:: Dataset records ::
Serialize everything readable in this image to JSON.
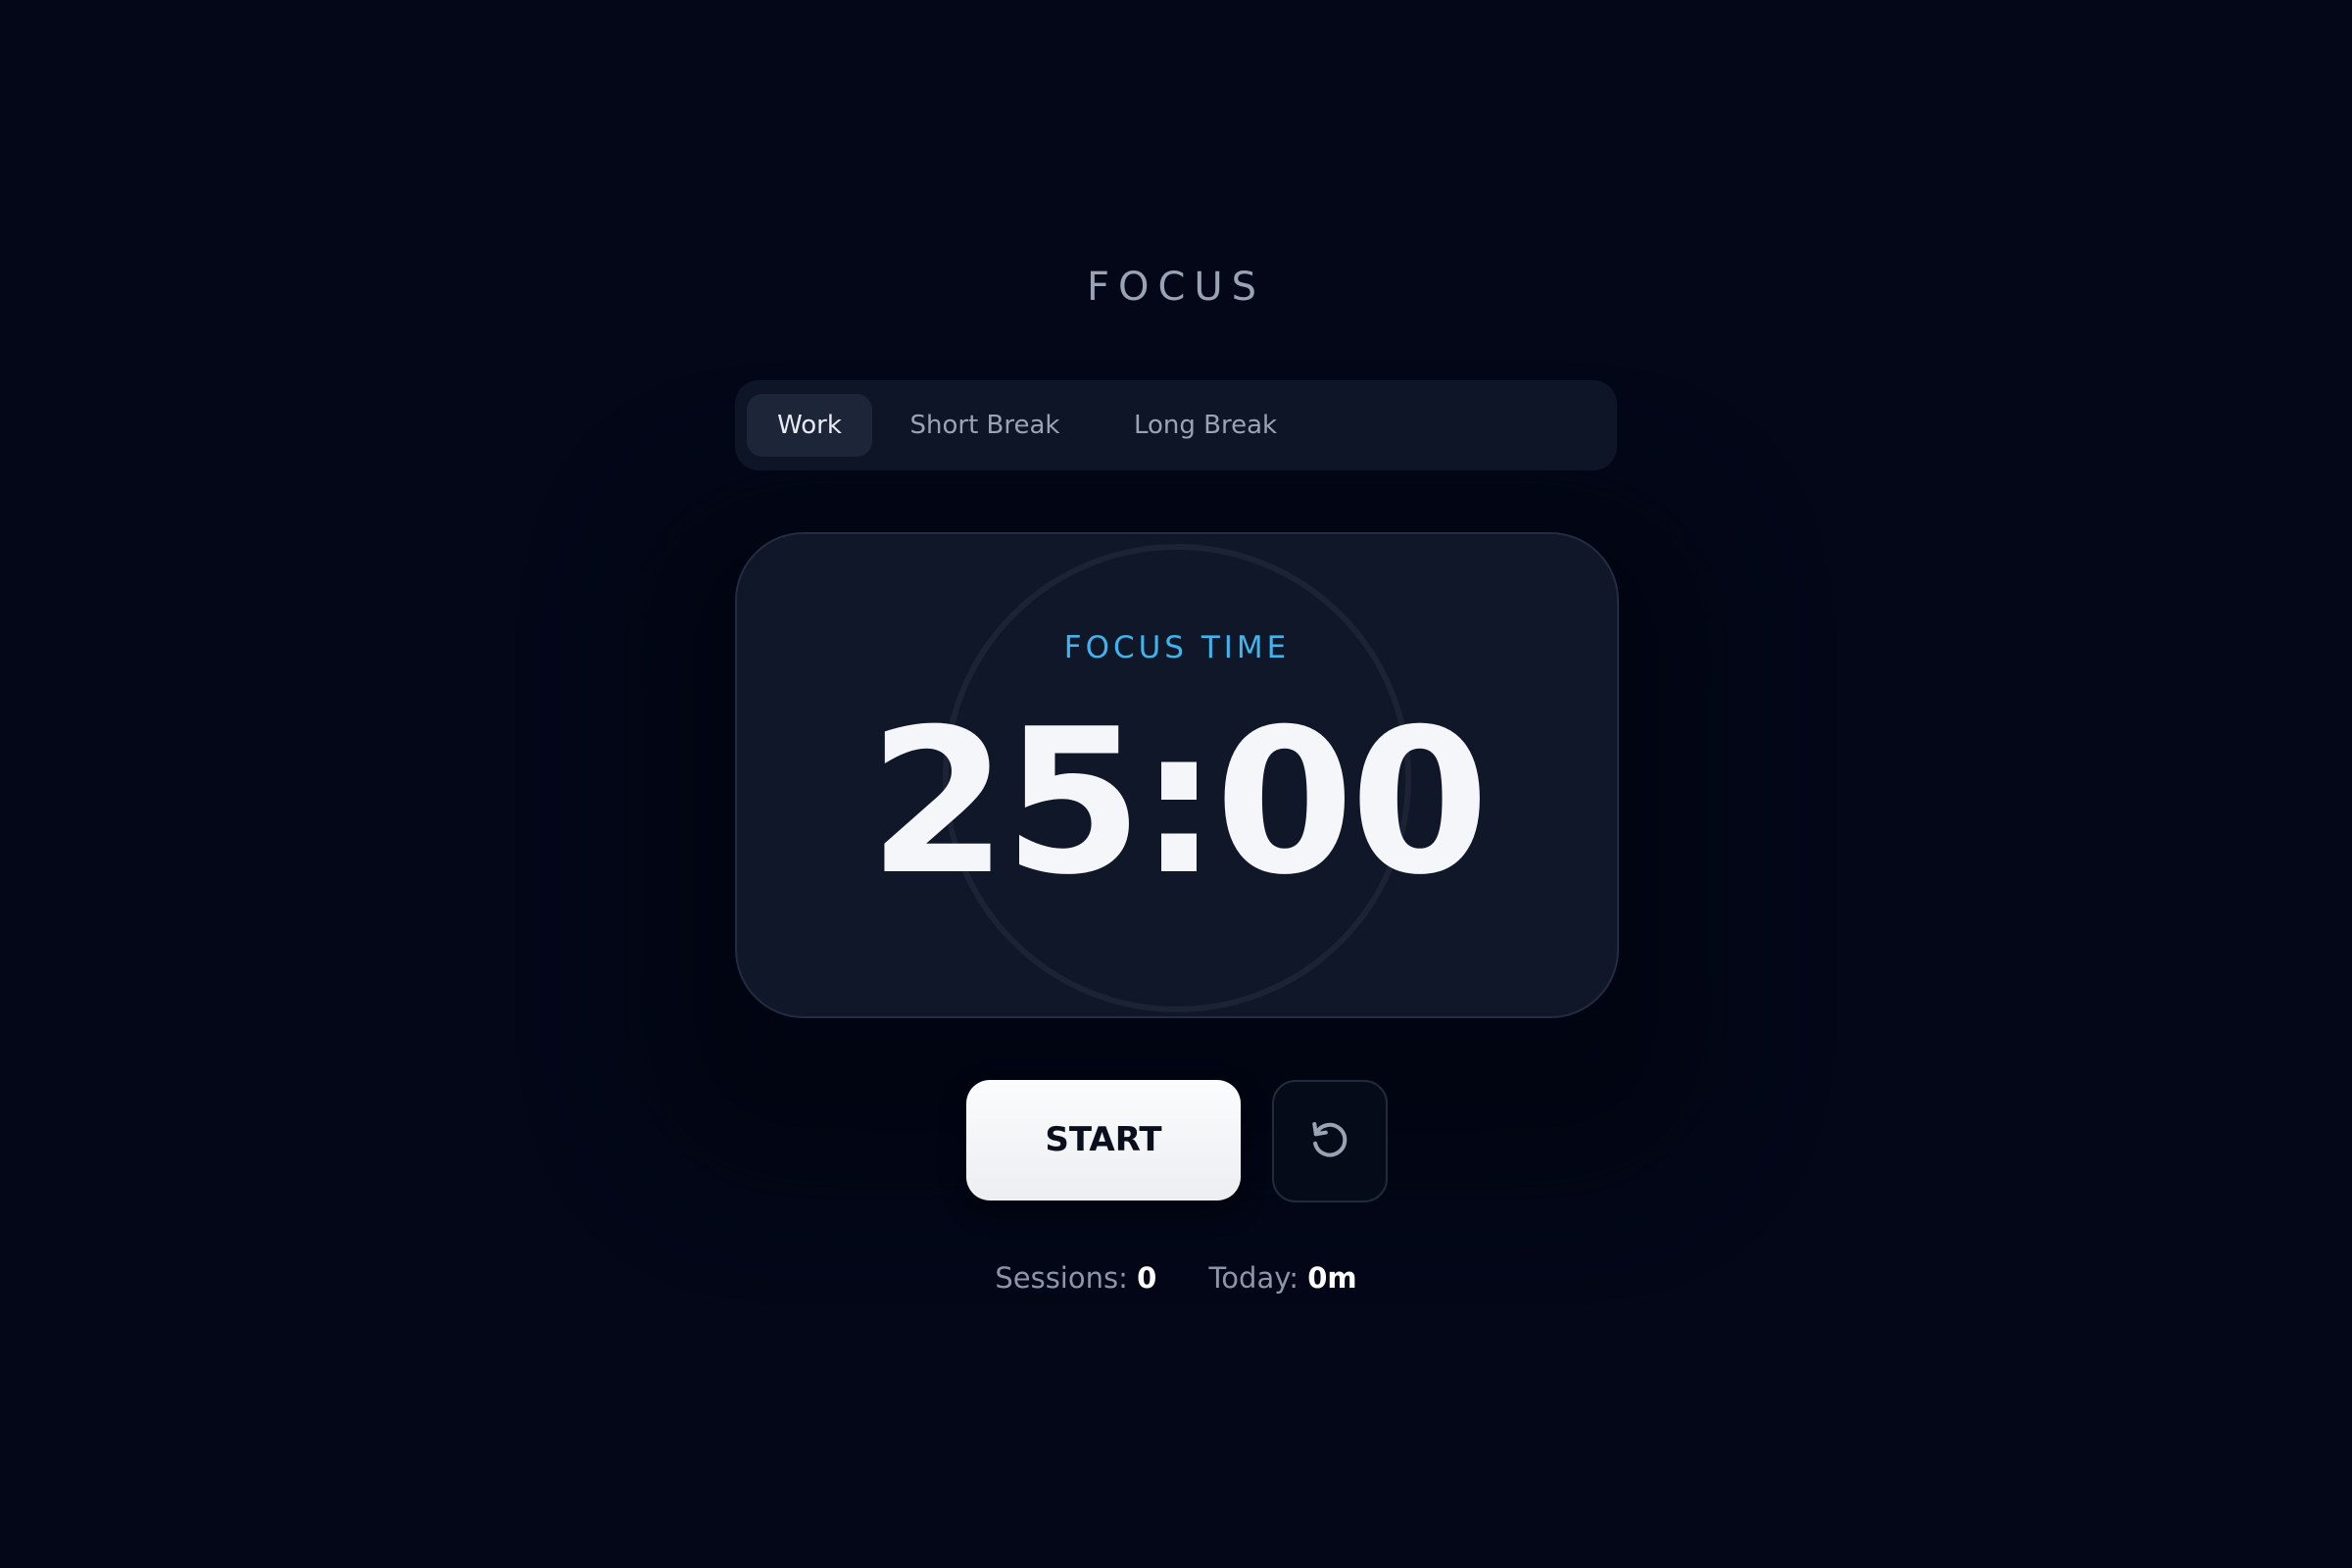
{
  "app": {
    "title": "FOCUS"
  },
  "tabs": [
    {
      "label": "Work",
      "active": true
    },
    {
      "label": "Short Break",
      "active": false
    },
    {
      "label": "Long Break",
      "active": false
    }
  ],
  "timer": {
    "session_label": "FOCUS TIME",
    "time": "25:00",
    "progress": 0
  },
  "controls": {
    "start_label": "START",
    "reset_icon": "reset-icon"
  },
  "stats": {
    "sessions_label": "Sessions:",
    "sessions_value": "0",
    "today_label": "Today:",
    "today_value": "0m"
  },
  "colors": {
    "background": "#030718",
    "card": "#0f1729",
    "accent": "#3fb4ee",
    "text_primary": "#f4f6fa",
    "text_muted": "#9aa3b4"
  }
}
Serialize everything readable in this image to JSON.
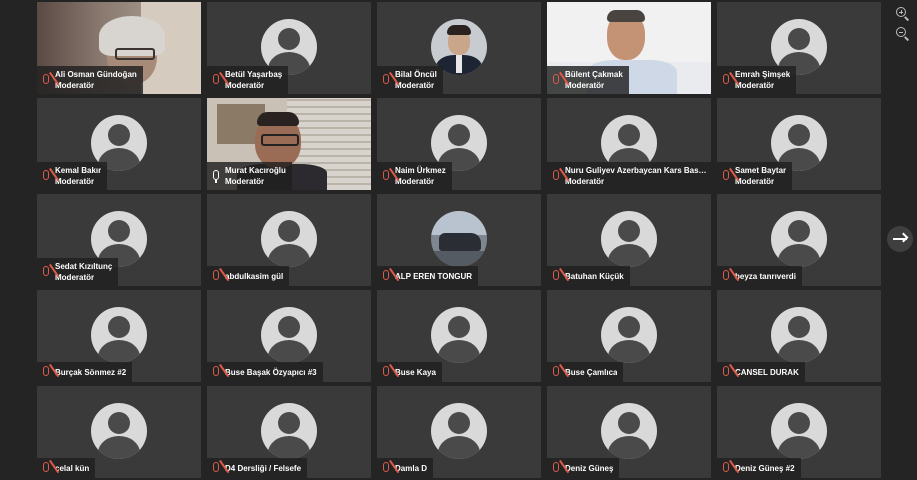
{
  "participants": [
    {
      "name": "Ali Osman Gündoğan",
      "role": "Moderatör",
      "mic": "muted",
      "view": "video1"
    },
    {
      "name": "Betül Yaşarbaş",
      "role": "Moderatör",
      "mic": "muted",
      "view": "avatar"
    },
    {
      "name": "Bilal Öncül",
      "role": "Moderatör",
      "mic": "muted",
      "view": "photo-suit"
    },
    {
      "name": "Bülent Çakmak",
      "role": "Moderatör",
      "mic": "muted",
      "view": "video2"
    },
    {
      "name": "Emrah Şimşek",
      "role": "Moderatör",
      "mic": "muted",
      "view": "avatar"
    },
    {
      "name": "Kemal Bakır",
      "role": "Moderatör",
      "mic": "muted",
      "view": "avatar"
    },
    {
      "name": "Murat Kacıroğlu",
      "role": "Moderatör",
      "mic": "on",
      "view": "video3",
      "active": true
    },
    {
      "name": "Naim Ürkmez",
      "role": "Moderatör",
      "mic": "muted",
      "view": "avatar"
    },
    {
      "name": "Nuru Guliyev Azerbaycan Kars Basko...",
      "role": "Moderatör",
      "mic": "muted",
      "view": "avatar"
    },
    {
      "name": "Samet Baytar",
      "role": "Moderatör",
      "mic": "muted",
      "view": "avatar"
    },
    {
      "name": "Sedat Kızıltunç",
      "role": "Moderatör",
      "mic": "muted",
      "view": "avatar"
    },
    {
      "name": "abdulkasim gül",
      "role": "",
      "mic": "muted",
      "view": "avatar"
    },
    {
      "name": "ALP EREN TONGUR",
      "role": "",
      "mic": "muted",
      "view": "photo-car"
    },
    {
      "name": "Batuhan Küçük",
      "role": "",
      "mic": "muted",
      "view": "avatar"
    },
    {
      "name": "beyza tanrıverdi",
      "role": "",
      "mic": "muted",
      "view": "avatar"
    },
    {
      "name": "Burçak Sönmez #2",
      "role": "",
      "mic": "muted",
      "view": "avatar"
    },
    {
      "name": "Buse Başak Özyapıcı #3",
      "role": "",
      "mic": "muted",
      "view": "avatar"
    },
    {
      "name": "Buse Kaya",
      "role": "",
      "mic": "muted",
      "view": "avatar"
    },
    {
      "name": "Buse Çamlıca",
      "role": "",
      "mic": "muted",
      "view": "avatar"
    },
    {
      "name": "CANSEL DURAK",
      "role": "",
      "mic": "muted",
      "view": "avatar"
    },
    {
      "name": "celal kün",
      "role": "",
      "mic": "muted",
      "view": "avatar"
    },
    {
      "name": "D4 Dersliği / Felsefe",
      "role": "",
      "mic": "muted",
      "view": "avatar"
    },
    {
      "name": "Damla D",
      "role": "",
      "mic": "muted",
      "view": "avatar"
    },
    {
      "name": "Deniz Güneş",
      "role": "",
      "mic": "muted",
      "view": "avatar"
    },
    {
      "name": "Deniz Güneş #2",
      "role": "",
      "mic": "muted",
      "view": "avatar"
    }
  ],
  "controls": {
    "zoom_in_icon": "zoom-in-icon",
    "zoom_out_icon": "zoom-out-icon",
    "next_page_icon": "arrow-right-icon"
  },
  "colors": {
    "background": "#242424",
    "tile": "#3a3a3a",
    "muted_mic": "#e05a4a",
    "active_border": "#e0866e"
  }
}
:::
▶ [Task goal]: Search the records for the word "icon", then list every line that has it.

▶ [Solution to this problem]:
    "reset_icon": "reset-icon"
    "zoom_in_icon": "zoom-in-icon",
    "zoom_out_icon": "zoom-out-icon",
    "next_page_icon": "arrow-right-icon"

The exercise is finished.